PROBLEM STATEMENT: Gather every line from the entries below that includes "manipulated".
>> Start RECORDS FOR THIS TASK
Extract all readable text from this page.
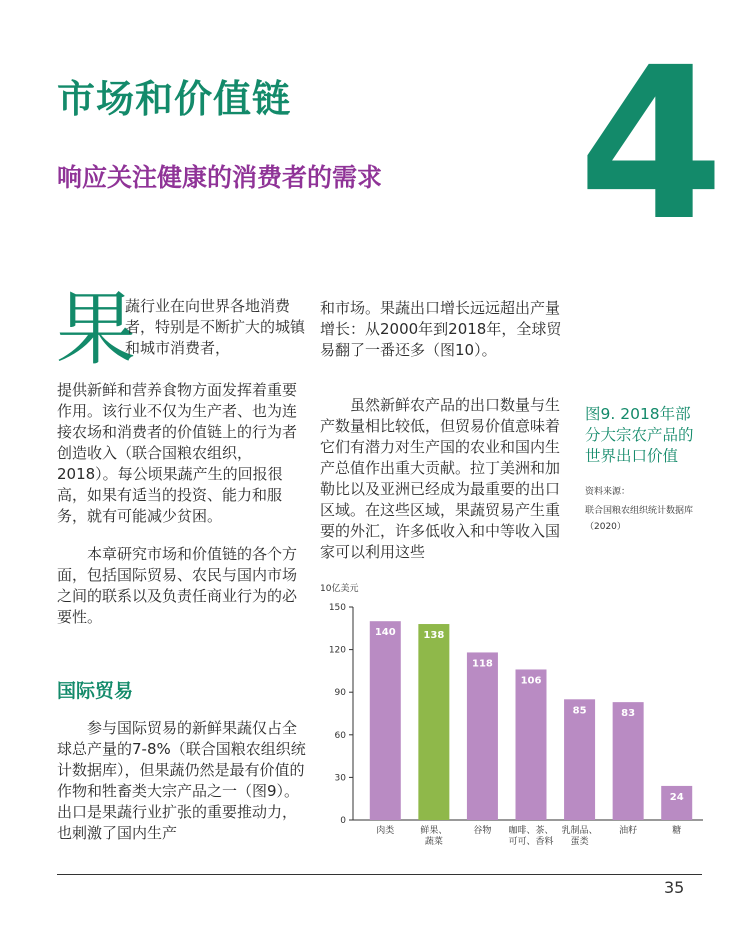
市场和价值链
响应关注健康的消费者的需求 4
果

蔬行业在向世界各地消费者，特别是不断扩大的城镇和城市消费者，

提供新鲜和营养食物方面发挥着重要作用。该行业不仅为生产者、也为连接农场和消费者的价值链上的行为者创造收入（联合国粮农组织，2018）。每公顷果蔬产生的回报很高，如果有适当的投资、能力和服务，就有可能减少贫困。

本章研究市场和价值链的各个方面，包括国际贸易、农民与国内市场之间的联系以及负责任商业行为的必要性。

国际贸易

参与国际贸易的新鲜果蔬仅占全球总产量的7-8%（联合国粮农组织统计数据库），但果蔬仍然是最有价值的作物和牲畜类大宗产品之一（图9）。出口是果蔬行业扩张的重要推动力，也刺激了国内生产

和市场。果蔬出口增长远远超出产量增长：从2000年到2018年，全球贸易翻了一番还多（图10）。

虽然新鲜农产品的出口数量与生产数量相比较低，但贸易价值意味着它们有潜力对生产国的农业和国内生产总值作出重大贡献。拉丁美洲和加勒比以及亚洲已经成为最重要的出口区域。在这些区域，果蔬贸易产生重要的外汇，许多低收入和中等收入国家可以利用这些

图9. 2018年部分大宗农产品的世界出口价值
资料来源：
联合国粮农组织统计数据库（2020）
10亿美元
0
30
60
90
120
150
140	138
118
106
85	83
24
肉类	鲜果、
蔬菜
谷物 咖啡、茶、
可可、香料
乳制品、
蛋类
油籽	糖
35
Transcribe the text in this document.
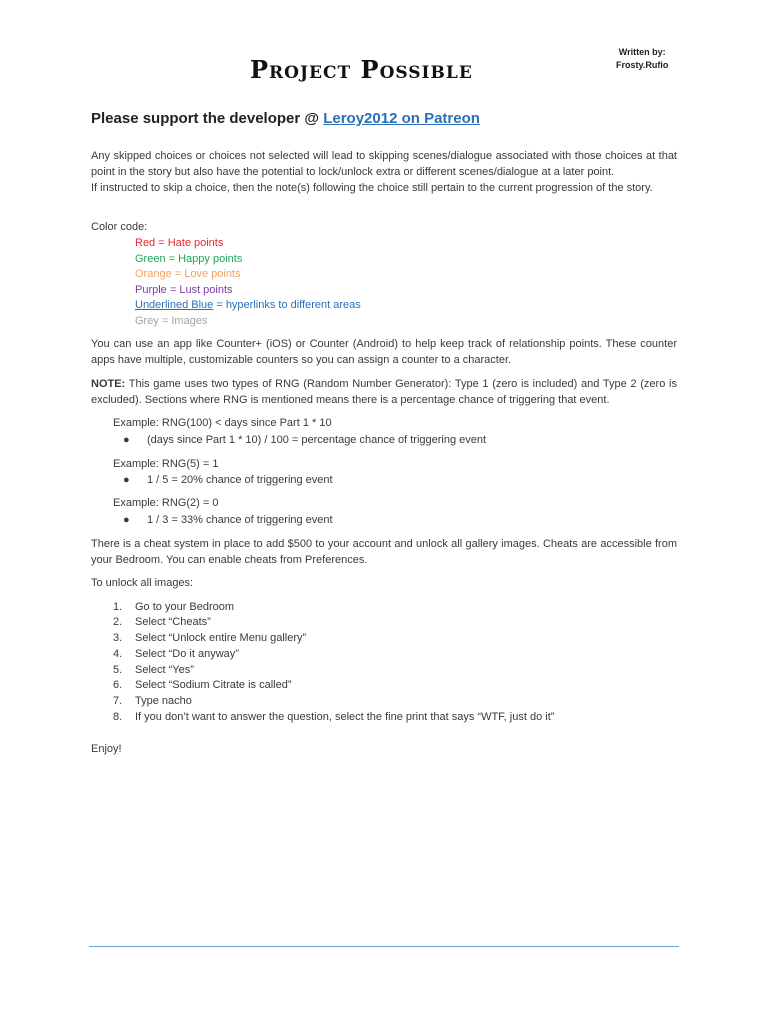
Project Possible
Written by:
Frosty.Rufio

Please support the developer @ Leroy2012 on Patreon

Any skipped choices or choices not selected will lead to skipping scenes/dialogue associated with those choices at that point in the story but also have the potential to lock/unlock extra or different scenes/dialogue at a later point.

If instructed to skip a choice, then the note(s) following the choice still pertain to the current progression of the story.

Color code:

Red = Hate points
Green = Happy points
Orange = Love points
Purple = Lust points
Underlined Blue = hyperlinks to different areas
Grey = Images

You can use an app like Counter+ (iOS) or Counter (Android) to help keep track of relationship points. These counter apps have multiple, customizable counters so you can assign a counter to a character.

NOTE: This game uses two types of RNG (Random Number Generator): Type 1 (zero is included) and Type 2 (zero is excluded). Sections where RNG is mentioned means there is a percentage chance of triggering that event.

Example: RNG(100) < days since Part 1 * 10
● (days since Part 1 * 10) / 100 = percentage chance of triggering event
Example: RNG(5) = 1
● 1 / 5 = 20% chance of triggering event
Example: RNG(2) = 0
● 1 / 3 = 33% chance of triggering event

There is a cheat system in place to add $500 to your account and unlock all gallery images. Cheats are accessible from your Bedroom. You can enable cheats from Preferences.

To unlock all images:

1. Go to your Bedroom
2. Select “Cheats”
3. Select “Unlock entire Menu gallery”
4. Select “Do it anyway”
5. Select “Yes”
6. Select “Sodium Citrate is called”
7. Type nacho
8. If you don’t want to answer the question, select the fine print that says “WTF, just do it”

Enjoy!
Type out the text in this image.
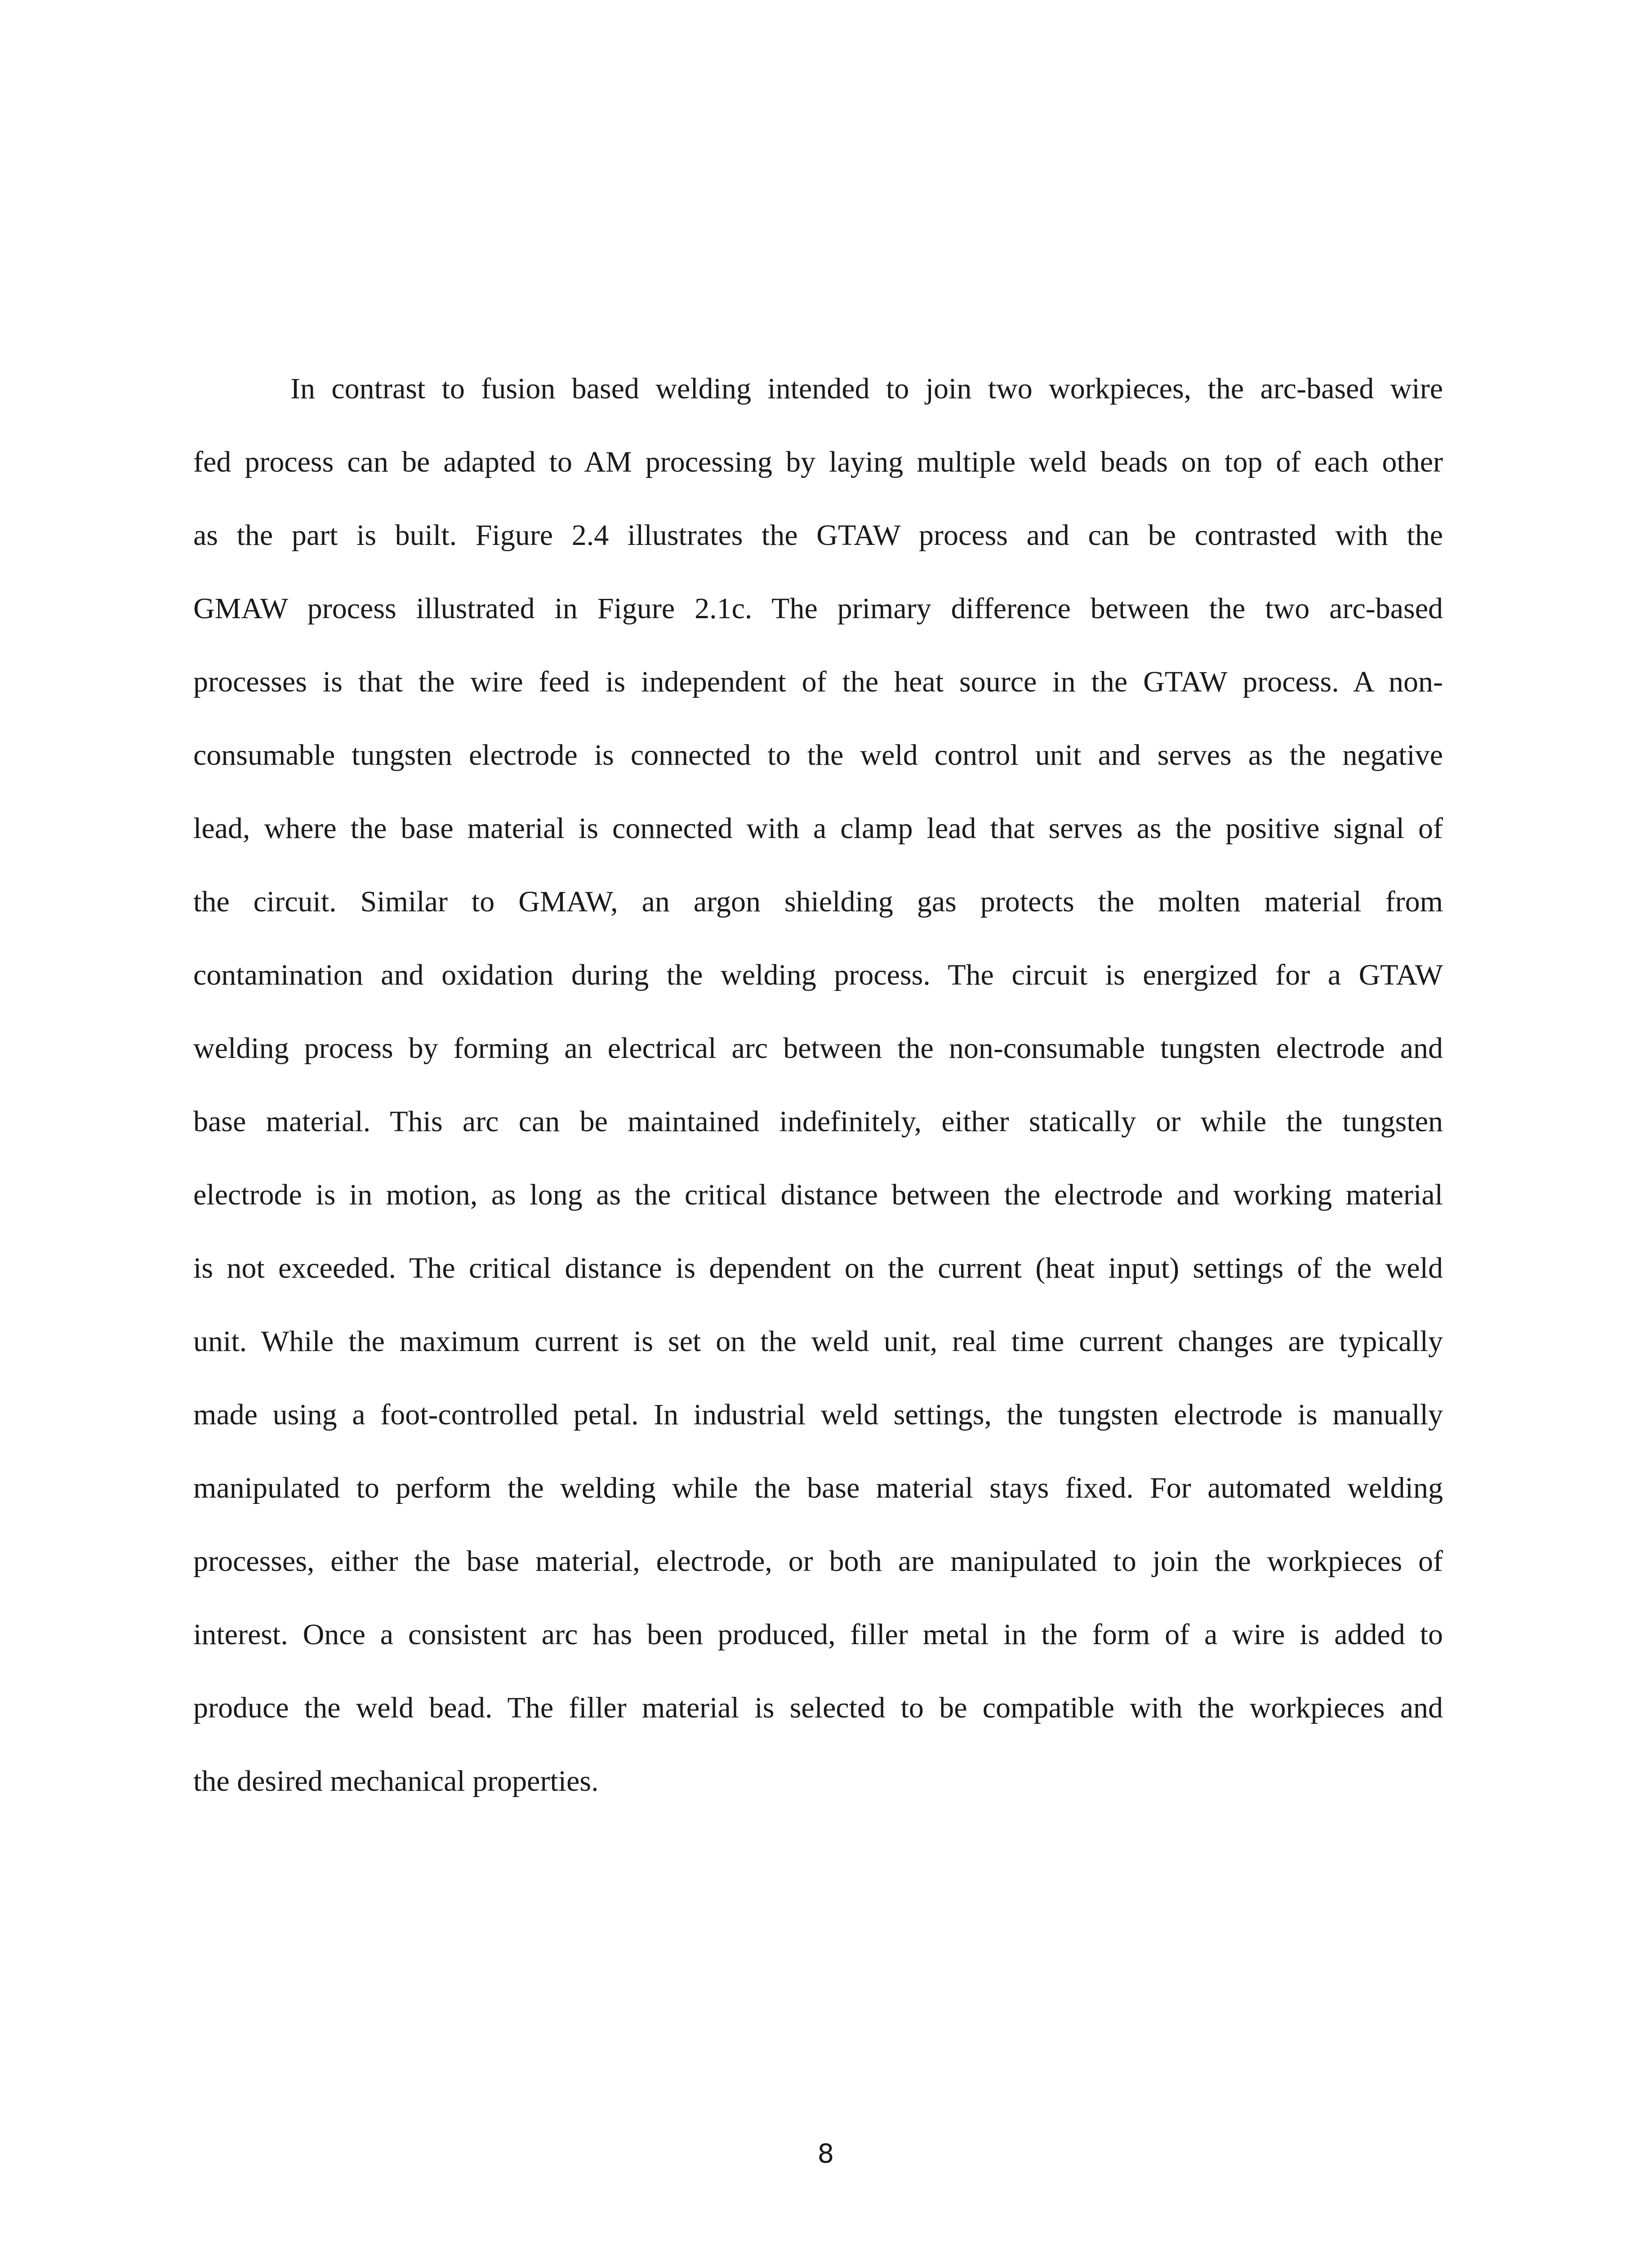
In contrast to fusion based welding intended to join two workpieces, the arc-based wire
fed process can be adapted to AM processing by laying multiple weld beads on top of each other
as the part is built. Figure 2.4 illustrates the GTAW process and can be contrasted with the
GMAW process illustrated in Figure 2.1c. The primary difference between the two arc-based
processes is that the wire feed is independent of the heat source in the GTAW process. A non-
consumable tungsten electrode is connected to the weld control unit and serves as the negative
lead, where the base material is connected with a clamp lead that serves as the positive signal of
the circuit. Similar to GMAW, an argon shielding gas protects the molten material from
contamination and oxidation during the welding process. The circuit is energized for a GTAW
welding process by forming an electrical arc between the non-consumable tungsten electrode and
base material. This arc can be maintained indefinitely, either statically or while the tungsten
electrode is in motion, as long as the critical distance between the electrode and working material
is not exceeded. The critical distance is dependent on the current (heat input) settings of the weld
unit. While the maximum current is set on the weld unit, real time current changes are typically
made using a foot-controlled petal. In industrial weld settings, the tungsten electrode is manually
manipulated to perform the welding while the base material stays fixed. For automated welding
processes, either the base material, electrode, or both are manipulated to join the workpieces of
interest. Once a consistent arc has been produced, filler metal in the form of a wire is added to
produce the weld bead. The filler material is selected to be compatible with the workpieces and
the desired mechanical properties.
8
>> End RECORDS FOR THIS TASK
FINAL ANSWER:
manipulated to perform the welding while the base material stays fixed. For automated welding
processes, either the base material, electrode, or both are manipulated to join the workpieces of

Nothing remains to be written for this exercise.